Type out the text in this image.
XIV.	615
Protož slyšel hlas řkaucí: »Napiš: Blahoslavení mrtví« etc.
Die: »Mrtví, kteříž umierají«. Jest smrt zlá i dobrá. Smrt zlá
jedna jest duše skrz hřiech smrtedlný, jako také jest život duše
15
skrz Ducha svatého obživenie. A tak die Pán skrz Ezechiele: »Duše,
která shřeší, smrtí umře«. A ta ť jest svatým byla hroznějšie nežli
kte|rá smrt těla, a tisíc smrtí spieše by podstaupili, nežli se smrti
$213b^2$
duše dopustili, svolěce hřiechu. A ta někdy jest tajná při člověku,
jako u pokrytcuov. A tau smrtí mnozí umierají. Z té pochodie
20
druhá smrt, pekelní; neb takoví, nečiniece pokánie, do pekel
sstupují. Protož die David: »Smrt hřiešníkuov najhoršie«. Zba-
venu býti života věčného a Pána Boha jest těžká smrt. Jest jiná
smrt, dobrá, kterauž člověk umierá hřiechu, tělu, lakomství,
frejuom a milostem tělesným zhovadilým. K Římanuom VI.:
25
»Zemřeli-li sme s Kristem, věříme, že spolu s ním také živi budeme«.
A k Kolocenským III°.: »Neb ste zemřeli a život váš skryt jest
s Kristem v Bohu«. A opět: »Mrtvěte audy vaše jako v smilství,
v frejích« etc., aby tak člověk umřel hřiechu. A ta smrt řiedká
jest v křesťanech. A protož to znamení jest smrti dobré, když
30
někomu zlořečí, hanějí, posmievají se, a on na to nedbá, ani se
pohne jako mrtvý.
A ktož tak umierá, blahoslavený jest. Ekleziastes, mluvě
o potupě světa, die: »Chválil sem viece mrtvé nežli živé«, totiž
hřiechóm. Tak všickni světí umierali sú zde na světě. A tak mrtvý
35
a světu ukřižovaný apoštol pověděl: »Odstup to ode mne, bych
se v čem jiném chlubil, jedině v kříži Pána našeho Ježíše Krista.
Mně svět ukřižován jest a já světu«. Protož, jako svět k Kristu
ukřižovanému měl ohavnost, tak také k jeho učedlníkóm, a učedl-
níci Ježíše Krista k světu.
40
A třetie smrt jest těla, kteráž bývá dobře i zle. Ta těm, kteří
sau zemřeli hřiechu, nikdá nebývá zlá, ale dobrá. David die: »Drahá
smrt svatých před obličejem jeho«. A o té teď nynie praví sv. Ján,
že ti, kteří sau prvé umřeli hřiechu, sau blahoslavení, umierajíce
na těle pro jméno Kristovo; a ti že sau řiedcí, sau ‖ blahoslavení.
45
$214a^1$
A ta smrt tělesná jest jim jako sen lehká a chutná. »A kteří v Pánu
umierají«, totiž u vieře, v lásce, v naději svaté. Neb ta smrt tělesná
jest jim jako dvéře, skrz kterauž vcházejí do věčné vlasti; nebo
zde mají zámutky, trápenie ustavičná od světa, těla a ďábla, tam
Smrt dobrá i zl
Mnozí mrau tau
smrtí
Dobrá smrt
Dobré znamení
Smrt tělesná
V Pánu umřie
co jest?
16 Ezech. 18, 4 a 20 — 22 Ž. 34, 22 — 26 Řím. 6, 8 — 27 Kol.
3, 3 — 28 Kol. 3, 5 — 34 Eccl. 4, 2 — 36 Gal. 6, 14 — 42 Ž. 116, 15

Stated goal:
Repeat the data above, word for word.

Result below:
Type out the text in this image.
XIV.	615
Protož slyšel hlas řkaucí: »Napiš: Blahoslavení mrtví« etc.
Die: »Mrtví, kteříž umierají«. Jest smrt zlá i dobrá. Smrt zlá
jedna jest duše skrz hřiech smrtedlný, jako také jest život duše
15
skrz Ducha svatého obživenie. A tak die Pán skrz Ezechiele: »Duše,
která shřeší, smrtí umře«. A ta ť jest svatým byla hroznějšie nežli
kte|rá smrt těla, a tisíc smrtí spieše by podstaupili, nežli se smrti
$213b^2$
duše dopustili, svolěce hřiechu. A ta někdy jest tajná při člověku,
jako u pokrytcuov. A tau smrtí mnozí umierají. Z té pochodie
20
druhá smrt, pekelní; neb takoví, nečiniece pokánie, do pekel
sstupují. Protož die David: »Smrt hřiešníkuov najhoršie«. Zba-
venu býti života věčného a Pána Boha jest těžká smrt. Jest jiná
smrt, dobrá, kterauž člověk umierá hřiechu, tělu, lakomství,
frejuom a milostem tělesným zhovadilým. K Římanuom VI.:
25
»Zemřeli-li sme s Kristem, věříme, že spolu s ním také živi budeme«.
A k Kolocenským III°.: »Neb ste zemřeli a život váš skryt jest
s Kristem v Bohu«. A opět: »Mrtvěte audy vaše jako v smilství,
v frejích« etc., aby tak člověk umřel hřiechu. A ta smrt řiedká
jest v křesťanech. A protož to znamení jest smrti dobré, když
30
někomu zlořečí, hanějí, posmievají se, a on na to nedbá, ani se
pohne jako mrtvý.
A ktož tak umierá, blahoslavený jest. Ekleziastes, mluvě
o potupě světa, die: »Chválil sem viece mrtvé nežli živé«, totiž
hřiechóm. Tak všickni světí umierali sú zde na světě. A tak mrtvý
35
a světu ukřižovaný apoštol pověděl: »Odstup to ode mne, bych
se v čem jiném chlubil, jedině v kříži Pána našeho Ježíše Krista.
Mně svět ukřižován jest a já světu«. Protož, jako svět k Kristu
ukřižovanému měl ohavnost, tak také k jeho učedlníkóm, a učedl-
níci Ježíše Krista k světu.
40
A třetie smrt jest těla, kteráž bývá dobře i zle. Ta těm, kteří
sau zemřeli hřiechu, nikdá nebývá zlá, ale dobrá. David die: »Drahá
smrt svatých před obličejem jeho«. A o té teď nynie praví sv. Ján,
že ti, kteří sau prvé umřeli hřiechu, sau blahoslavení, umierajíce
na těle pro jméno Kristovo; a ti že sau řiedcí, sau ‖ blahoslavení.
45
$214a^1$
A ta smrt tělesná jest jim jako sen lehká a chutná. »A kteří v Pánu
umierají«, totiž u vieře, v lásce, v naději svaté. Neb ta smrt tělesná
jest jim jako dvéře, skrz kterauž vcházejí do věčné vlasti; nebo
zde mají zámutky, trápenie ustavičná od světa, těla a ďábla, tam
Smrt dobrá i zl
Mnozí mrau tau
smrtí
Dobrá smrt
Dobré znamení
Smrt tělesná
V Pánu umřie
co jest?
16 Ezech. 18, 4 a 20 — 22 Ž. 34, 22 — 26 Řím. 6, 8 — 27 Kol.
3, 3 — 28 Kol. 3, 5 — 34 Eccl. 4, 2 — 36 Gal. 6, 14 — 42 Ž. 116, 15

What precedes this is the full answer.